**EXERCISE DESCRIPTION:** Find and copy lines holding "data".
☆ ☆ ☆ ☆
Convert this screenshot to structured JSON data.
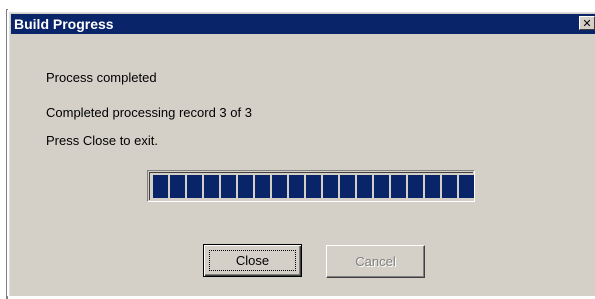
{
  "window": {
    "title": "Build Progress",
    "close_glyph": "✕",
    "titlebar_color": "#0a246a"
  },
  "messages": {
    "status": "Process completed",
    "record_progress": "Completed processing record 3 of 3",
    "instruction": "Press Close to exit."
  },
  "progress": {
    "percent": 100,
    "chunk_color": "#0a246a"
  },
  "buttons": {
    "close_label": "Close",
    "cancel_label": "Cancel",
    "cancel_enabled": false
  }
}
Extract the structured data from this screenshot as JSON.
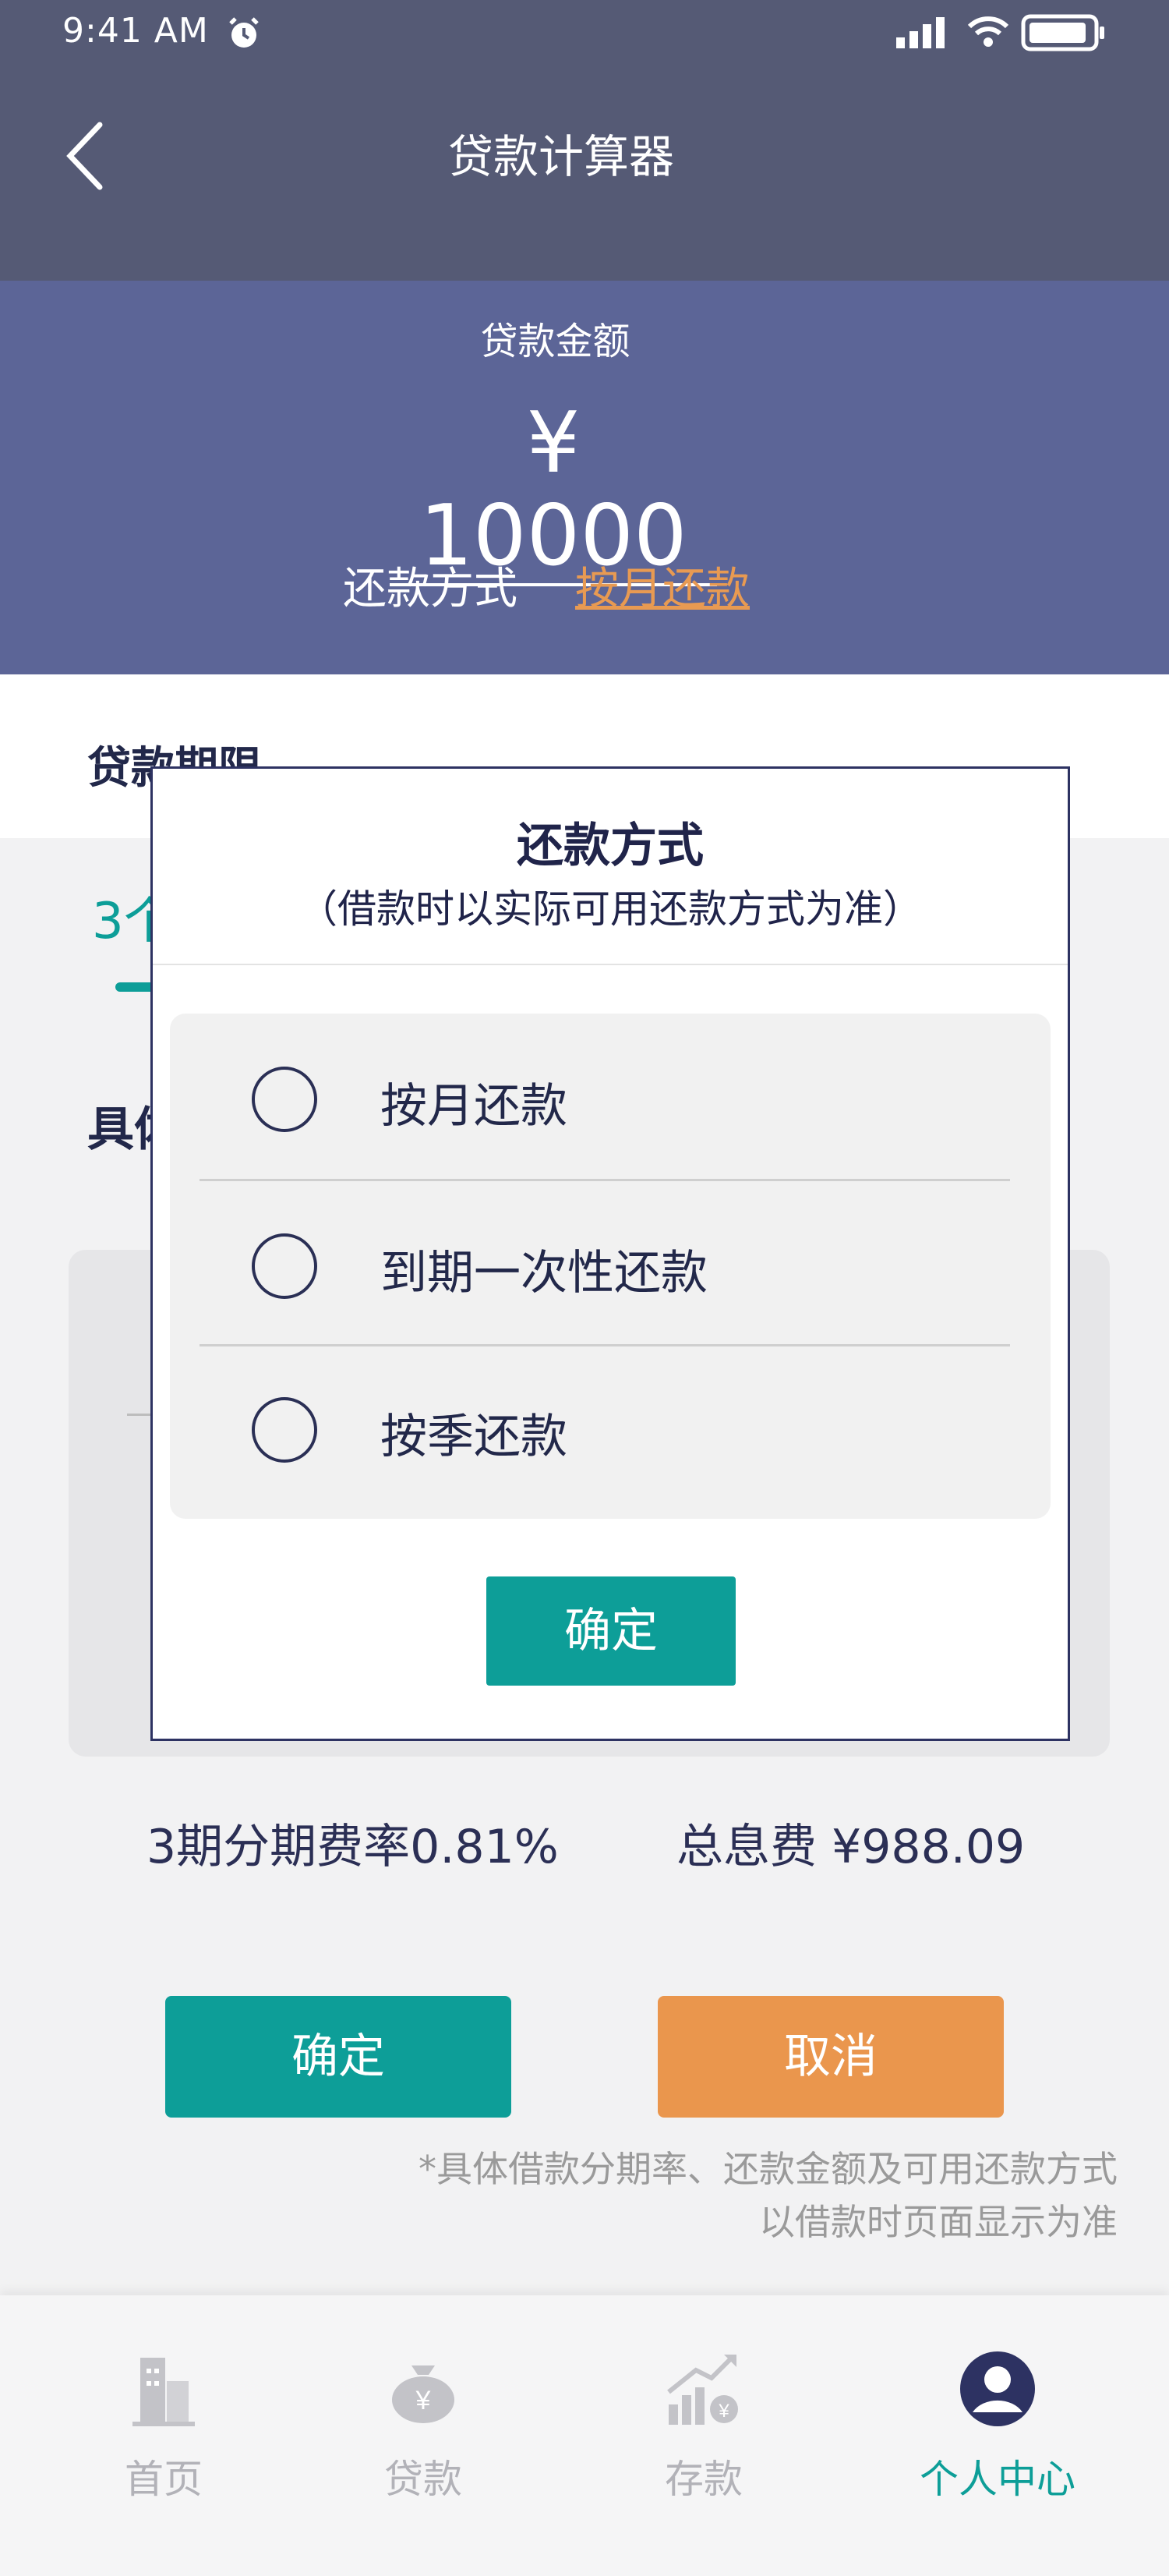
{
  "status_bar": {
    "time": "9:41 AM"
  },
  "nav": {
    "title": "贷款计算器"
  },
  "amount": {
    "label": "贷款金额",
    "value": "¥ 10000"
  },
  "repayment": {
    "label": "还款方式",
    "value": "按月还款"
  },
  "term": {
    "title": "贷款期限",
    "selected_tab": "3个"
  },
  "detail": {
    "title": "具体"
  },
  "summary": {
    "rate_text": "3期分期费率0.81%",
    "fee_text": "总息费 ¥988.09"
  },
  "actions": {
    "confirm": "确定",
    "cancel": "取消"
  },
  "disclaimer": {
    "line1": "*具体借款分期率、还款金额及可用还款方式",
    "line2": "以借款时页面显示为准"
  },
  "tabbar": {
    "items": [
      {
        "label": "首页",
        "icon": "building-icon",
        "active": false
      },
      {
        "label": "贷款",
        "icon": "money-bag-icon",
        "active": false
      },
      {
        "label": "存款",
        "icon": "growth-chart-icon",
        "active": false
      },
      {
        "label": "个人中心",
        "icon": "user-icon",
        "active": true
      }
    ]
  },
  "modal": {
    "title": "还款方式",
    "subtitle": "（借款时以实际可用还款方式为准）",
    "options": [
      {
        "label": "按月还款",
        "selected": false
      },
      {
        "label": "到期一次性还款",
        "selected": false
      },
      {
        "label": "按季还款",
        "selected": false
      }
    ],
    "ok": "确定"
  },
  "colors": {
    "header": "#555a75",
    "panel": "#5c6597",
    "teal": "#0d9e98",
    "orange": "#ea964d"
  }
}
☆ ☆ ☆ ☆
**THE ANSWER:**
Convert this screenshot to structured JSON data.
Extract the structured data from this screenshot as JSON.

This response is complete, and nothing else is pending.